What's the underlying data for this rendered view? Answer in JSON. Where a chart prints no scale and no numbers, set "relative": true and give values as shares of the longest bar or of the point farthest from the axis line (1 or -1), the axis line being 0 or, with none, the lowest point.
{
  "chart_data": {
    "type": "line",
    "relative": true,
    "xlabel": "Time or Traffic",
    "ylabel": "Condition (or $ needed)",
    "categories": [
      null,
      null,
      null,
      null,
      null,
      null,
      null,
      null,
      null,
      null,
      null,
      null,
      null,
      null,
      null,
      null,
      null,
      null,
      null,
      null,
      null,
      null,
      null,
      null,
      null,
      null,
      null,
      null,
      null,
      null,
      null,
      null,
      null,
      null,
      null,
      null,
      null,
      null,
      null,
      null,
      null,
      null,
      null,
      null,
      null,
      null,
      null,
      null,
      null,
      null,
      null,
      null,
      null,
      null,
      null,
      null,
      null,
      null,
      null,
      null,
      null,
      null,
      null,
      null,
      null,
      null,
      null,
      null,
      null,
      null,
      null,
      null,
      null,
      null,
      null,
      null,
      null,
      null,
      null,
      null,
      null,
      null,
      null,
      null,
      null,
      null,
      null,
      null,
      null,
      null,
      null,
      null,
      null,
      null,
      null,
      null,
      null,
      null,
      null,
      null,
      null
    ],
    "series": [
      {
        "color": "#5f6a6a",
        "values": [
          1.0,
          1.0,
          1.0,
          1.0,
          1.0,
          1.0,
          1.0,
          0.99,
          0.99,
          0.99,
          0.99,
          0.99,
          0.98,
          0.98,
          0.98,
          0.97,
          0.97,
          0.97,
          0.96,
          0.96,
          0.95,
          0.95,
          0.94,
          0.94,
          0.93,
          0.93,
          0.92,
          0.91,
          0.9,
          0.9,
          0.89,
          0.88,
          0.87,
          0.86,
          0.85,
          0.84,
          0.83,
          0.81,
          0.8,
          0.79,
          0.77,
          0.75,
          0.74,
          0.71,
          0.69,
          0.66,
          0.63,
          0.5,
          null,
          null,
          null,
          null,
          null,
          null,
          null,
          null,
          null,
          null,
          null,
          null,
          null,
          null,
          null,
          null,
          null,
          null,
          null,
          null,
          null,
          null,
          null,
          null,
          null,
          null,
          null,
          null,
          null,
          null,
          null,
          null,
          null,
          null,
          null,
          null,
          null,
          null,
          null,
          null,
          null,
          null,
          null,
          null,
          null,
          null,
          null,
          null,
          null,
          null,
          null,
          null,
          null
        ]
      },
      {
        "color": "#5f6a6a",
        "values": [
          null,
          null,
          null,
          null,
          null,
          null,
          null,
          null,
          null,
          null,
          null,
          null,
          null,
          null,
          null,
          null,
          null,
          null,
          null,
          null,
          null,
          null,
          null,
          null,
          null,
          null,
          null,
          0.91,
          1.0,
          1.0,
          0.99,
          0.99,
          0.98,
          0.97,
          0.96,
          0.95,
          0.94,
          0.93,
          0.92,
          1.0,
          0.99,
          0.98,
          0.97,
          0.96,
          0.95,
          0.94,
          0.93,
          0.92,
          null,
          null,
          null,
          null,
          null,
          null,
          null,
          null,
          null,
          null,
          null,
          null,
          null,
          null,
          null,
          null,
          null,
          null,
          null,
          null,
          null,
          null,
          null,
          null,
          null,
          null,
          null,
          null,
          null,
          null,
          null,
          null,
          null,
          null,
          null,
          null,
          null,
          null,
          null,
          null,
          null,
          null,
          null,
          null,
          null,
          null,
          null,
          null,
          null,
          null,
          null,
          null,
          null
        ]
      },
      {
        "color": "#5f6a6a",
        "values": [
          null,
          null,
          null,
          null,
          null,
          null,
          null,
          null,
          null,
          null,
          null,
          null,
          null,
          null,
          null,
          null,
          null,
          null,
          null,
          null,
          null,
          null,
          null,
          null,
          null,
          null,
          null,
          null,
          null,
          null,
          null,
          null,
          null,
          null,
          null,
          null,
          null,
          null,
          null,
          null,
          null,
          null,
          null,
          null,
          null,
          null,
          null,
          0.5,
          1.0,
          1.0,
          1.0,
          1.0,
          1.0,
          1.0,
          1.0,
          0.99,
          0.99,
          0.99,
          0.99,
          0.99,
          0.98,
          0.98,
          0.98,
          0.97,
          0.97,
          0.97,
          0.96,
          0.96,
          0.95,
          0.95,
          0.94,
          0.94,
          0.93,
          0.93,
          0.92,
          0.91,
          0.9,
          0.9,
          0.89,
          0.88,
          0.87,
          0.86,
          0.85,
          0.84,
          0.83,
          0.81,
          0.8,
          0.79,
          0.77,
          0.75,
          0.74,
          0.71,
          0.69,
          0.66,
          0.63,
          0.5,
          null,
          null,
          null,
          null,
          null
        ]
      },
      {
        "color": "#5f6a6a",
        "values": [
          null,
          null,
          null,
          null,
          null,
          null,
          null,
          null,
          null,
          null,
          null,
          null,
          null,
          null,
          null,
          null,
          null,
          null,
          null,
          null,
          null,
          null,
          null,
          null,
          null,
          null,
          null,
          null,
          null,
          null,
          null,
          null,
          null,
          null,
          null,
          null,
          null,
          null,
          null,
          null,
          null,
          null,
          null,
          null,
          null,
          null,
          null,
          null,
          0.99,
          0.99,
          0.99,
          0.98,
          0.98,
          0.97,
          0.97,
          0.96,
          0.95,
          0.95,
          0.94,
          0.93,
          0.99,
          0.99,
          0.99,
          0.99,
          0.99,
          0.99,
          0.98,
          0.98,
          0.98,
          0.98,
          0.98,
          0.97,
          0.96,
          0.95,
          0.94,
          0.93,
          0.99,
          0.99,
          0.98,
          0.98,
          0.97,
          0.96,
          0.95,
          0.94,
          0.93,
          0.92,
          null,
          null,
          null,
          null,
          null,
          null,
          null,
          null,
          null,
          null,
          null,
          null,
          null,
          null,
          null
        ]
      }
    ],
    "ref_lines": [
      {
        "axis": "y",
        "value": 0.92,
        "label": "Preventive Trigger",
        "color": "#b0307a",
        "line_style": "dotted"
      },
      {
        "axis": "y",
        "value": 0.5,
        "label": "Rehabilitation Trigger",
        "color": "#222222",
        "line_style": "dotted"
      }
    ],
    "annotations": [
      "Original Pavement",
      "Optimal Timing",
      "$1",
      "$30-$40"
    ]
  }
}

◆ WHAT TO PRODUCE: Reproduce every record, matching each line exactly.

◆ TASK RESPONSE:
What's the underlying data for this rendered view? Answer in JSON. Where a chart prints no scale and no numbers, set "relative": true and give values as shares of the longest bar or of the point farthest from the axis line (1 or -1), the axis line being 0 or, with none, the lowest point.
{
  "chart_data": {
    "type": "line",
    "relative": true,
    "xlabel": "Time or Traffic",
    "ylabel": "Condition (or $ needed)",
    "categories": [
      null,
      null,
      null,
      null,
      null,
      null,
      null,
      null,
      null,
      null,
      null,
      null,
      null,
      null,
      null,
      null,
      null,
      null,
      null,
      null,
      null,
      null,
      null,
      null,
      null,
      null,
      null,
      null,
      null,
      null,
      null,
      null,
      null,
      null,
      null,
      null,
      null,
      null,
      null,
      null,
      null,
      null,
      null,
      null,
      null,
      null,
      null,
      null,
      null,
      null,
      null,
      null,
      null,
      null,
      null,
      null,
      null,
      null,
      null,
      null,
      null,
      null,
      null,
      null,
      null,
      null,
      null,
      null,
      null,
      null,
      null,
      null,
      null,
      null,
      null,
      null,
      null,
      null,
      null,
      null,
      null,
      null,
      null,
      null,
      null,
      null,
      null,
      null,
      null,
      null,
      null,
      null,
      null,
      null,
      null,
      null,
      null,
      null,
      null,
      null,
      null
    ],
    "series": [
      {
        "color": "#5f6a6a",
        "values": [
          1.0,
          1.0,
          1.0,
          1.0,
          1.0,
          1.0,
          1.0,
          0.99,
          0.99,
          0.99,
          0.99,
          0.99,
          0.98,
          0.98,
          0.98,
          0.97,
          0.97,
          0.97,
          0.96,
          0.96,
          0.95,
          0.95,
          0.94,
          0.94,
          0.93,
          0.93,
          0.92,
          0.91,
          0.9,
          0.9,
          0.89,
          0.88,
          0.87,
          0.86,
          0.85,
          0.84,
          0.83,
          0.81,
          0.8,
          0.79,
          0.77,
          0.75,
          0.74,
          0.71,
          0.69,
          0.66,
          0.63,
          0.5,
          null,
          null,
          null,
          null,
          null,
          null,
          null,
          null,
          null,
          null,
          null,
          null,
          null,
          null,
          null,
          null,
          null,
          null,
          null,
          null,
          null,
          null,
          null,
          null,
          null,
          null,
          null,
          null,
          null,
          null,
          null,
          null,
          null,
          null,
          null,
          null,
          null,
          null,
          null,
          null,
          null,
          null,
          null,
          null,
          null,
          null,
          null,
          null,
          null,
          null,
          null,
          null,
          null
        ]
      },
      {
        "color": "#5f6a6a",
        "values": [
          null,
          null,
          null,
          null,
          null,
          null,
          null,
          null,
          null,
          null,
          null,
          null,
          null,
          null,
          null,
          null,
          null,
          null,
          null,
          null,
          null,
          null,
          null,
          null,
          null,
          null,
          null,
          0.91,
          1.0,
          1.0,
          0.99,
          0.99,
          0.98,
          0.97,
          0.96,
          0.95,
          0.94,
          0.93,
          0.92,
          1.0,
          0.99,
          0.98,
          0.97,
          0.96,
          0.95,
          0.94,
          0.93,
          0.92,
          null,
          null,
          null,
          null,
          null,
          null,
          null,
          null,
          null,
          null,
          null,
          null,
          null,
          null,
          null,
          null,
          null,
          null,
          null,
          null,
          null,
          null,
          null,
          null,
          null,
          null,
          null,
          null,
          null,
          null,
          null,
          null,
          null,
          null,
          null,
          null,
          null,
          null,
          null,
          null,
          null,
          null,
          null,
          null,
          null,
          null,
          null,
          null,
          null,
          null,
          null,
          null,
          null
        ]
      },
      {
        "color": "#5f6a6a",
        "values": [
          null,
          null,
          null,
          null,
          null,
          null,
          null,
          null,
          null,
          null,
          null,
          null,
          null,
          null,
          null,
          null,
          null,
          null,
          null,
          null,
          null,
          null,
          null,
          null,
          null,
          null,
          null,
          null,
          null,
          null,
          null,
          null,
          null,
          null,
          null,
          null,
          null,
          null,
          null,
          null,
          null,
          null,
          null,
          null,
          null,
          null,
          null,
          0.5,
          1.0,
          1.0,
          1.0,
          1.0,
          1.0,
          1.0,
          1.0,
          0.99,
          0.99,
          0.99,
          0.99,
          0.99,
          0.98,
          0.98,
          0.98,
          0.97,
          0.97,
          0.97,
          0.96,
          0.96,
          0.95,
          0.95,
          0.94,
          0.94,
          0.93,
          0.93,
          0.92,
          0.91,
          0.9,
          0.9,
          0.89,
          0.88,
          0.87,
          0.86,
          0.85,
          0.84,
          0.83,
          0.81,
          0.8,
          0.79,
          0.77,
          0.75,
          0.74,
          0.71,
          0.69,
          0.66,
          0.63,
          0.5,
          null,
          null,
          null,
          null,
          null
        ]
      },
      {
        "color": "#5f6a6a",
        "values": [
          null,
          null,
          null,
          null,
          null,
          null,
          null,
          null,
          null,
          null,
          null,
          null,
          null,
          null,
          null,
          null,
          null,
          null,
          null,
          null,
          null,
          null,
          null,
          null,
          null,
          null,
          null,
          null,
          null,
          null,
          null,
          null,
          null,
          null,
          null,
          null,
          null,
          null,
          null,
          null,
          null,
          null,
          null,
          null,
          null,
          null,
          null,
          null,
          0.99,
          0.99,
          0.99,
          0.98,
          0.98,
          0.97,
          0.97,
          0.96,
          0.95,
          0.95,
          0.94,
          0.93,
          0.99,
          0.99,
          0.99,
          0.99,
          0.99,
          0.99,
          0.98,
          0.98,
          0.98,
          0.98,
          0.98,
          0.97,
          0.96,
          0.95,
          0.94,
          0.93,
          0.99,
          0.99,
          0.98,
          0.98,
          0.97,
          0.96,
          0.95,
          0.94,
          0.93,
          0.92,
          null,
          null,
          null,
          null,
          null,
          null,
          null,
          null,
          null,
          null,
          null,
          null,
          null,
          null,
          null
        ]
      }
    ],
    "ref_lines": [
      {
        "axis": "y",
        "value": 0.92,
        "label": "Preventive Trigger",
        "color": "#b0307a",
        "line_style": "dotted"
      },
      {
        "axis": "y",
        "value": 0.5,
        "label": "Rehabilitation Trigger",
        "color": "#222222",
        "line_style": "dotted"
      }
    ],
    "annotations": [
      "Original Pavement",
      "Optimal Timing",
      "$1",
      "$30-$40"
    ]
  }
}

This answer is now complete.